----- TRECHO DA PÁGINA
Empresas com 100 ou mais empregados agora têm até o dia 6 de abril de 2026 para apresentar o Relatório de Transparência Salarial e de Critérios Remuneratórios. A nova data foi estabelecida pelo Ministério do Trabalho e Emprego (MTE), que adiou o prazo inicialmente previsto para 31 de março, devido a problemas técnicos no acesso aos dados necessários para a consolidação do documento.
O relatório, que já está disponível para download desde 20 de março através do portal Emprega Brasil, é uma exigência legal e deve ser amplamente divulgado pelas empresas em seus canais institucionais, como sites e redes sociais. A transparência sobre a remuneração e critérios de pagamento busca combater a disparidade salarial entre homens e mulheres que desempenham as mesmas funções.
A publicação desta quinta edição do relatório é fundamental para a aplicação da Lei nº 14.611, de 2023, conhecida como Lei da Igualdade Salarial. Segundo Paula Montagner, subsecretária de Estatísticas e Estudos do Trabalho, a expectativa é que o relatório final, com informações completas e consolidadas, seja liberado no início de abril.
O MTE já iniciou o monitoramento e a fiscalização do cumprimento da lei. Empresas que não apresentarem o relatório dentro do novo prazo estarão sujeitas a multas, conforme previsto na legislação. O levantamento abrange dados fornecidos pelas próprias empresas, informações da Relação Anual de Informações Sociais (RAIS) referentes a 2025 e outros dados complementares.
A legislação estabelece que as empresas com mais de 100 funcionários devem implementar medidas efetivas para assegurar a igualdade salarial, incluindo mecanismos de transparência salarial, fiscalização rigorosa e canais seguros para que trabalhadores possam denunciar casos de discriminação salarial.
Reflexos para o Norte de Minas
Embora a regulamentação seja de âmbito nacional, a transparência salarial imposta pela Lei da Igualdade Salarial tem potencial para influenciar as práticas de empresas em todo o país, incluindo o Norte de Minas. A divulgação de dados sobre remuneração pode incentivar um ambiente de trabalho mais equitativo na região, além de servir como um guia para que empresas locais que ainda não atingiram o porte exigido pela lei possam se preparar para futuras regulamentações ou adotar voluntariamente práticas de maior transparência e igualdade salarial.
----------
----- TRECHO DOS DADOS
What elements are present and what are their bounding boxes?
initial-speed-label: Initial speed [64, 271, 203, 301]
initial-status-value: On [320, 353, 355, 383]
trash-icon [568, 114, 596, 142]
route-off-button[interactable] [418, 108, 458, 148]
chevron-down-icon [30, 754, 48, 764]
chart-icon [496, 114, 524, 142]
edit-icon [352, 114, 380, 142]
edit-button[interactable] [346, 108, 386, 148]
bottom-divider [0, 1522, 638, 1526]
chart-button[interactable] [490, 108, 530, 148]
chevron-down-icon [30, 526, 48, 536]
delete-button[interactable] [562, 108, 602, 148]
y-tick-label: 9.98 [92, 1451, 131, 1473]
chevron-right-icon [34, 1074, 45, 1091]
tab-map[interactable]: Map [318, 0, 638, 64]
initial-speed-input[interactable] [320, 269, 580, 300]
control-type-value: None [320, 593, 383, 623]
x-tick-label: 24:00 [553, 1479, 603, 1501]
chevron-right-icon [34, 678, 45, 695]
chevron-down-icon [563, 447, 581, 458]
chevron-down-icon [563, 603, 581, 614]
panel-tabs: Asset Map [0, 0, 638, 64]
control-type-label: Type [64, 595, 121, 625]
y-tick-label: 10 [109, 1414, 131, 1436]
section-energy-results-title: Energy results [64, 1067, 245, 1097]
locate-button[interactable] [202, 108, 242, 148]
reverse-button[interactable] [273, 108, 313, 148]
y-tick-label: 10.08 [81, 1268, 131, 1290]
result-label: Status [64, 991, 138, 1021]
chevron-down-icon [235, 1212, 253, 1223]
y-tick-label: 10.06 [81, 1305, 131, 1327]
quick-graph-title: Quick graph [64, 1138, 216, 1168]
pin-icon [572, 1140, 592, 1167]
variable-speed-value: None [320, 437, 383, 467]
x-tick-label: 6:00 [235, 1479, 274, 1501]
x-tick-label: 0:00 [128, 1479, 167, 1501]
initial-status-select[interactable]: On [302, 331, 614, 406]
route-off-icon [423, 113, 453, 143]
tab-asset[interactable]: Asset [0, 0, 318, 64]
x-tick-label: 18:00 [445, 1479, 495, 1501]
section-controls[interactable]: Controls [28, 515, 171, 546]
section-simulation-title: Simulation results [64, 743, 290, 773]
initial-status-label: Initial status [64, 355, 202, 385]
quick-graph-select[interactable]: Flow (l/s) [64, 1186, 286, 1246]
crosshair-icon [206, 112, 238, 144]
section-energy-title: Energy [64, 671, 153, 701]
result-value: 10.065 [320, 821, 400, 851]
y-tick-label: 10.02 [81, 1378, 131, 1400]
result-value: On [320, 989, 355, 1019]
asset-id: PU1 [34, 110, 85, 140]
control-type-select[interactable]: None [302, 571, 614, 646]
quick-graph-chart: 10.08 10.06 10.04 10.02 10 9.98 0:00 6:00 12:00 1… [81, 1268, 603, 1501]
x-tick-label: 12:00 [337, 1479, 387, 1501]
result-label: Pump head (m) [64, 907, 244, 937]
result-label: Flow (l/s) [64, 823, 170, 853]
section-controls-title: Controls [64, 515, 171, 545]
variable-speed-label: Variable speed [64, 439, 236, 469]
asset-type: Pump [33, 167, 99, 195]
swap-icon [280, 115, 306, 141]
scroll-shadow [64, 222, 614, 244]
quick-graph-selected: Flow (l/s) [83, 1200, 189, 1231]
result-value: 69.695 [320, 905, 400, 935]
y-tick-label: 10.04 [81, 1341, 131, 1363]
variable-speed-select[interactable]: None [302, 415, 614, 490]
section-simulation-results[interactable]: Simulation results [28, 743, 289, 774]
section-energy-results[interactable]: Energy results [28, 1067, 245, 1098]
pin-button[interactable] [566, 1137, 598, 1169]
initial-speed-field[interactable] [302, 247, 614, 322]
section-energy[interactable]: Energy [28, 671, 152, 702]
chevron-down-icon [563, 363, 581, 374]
----------
→ **INSTRUÇÕES DA TAREFA**:
Por favor, informe qual é o novo prazo, segundo o texto sobre transparência salarial, para que empresas com 100 ou mais empregados apresentem o Relatório de Transparência Salarial e de Critérios Remuneratórios.

→ **SOLUÇÃO DO EXERCÍCIO**:
Até o dia 6 de abril de 2026.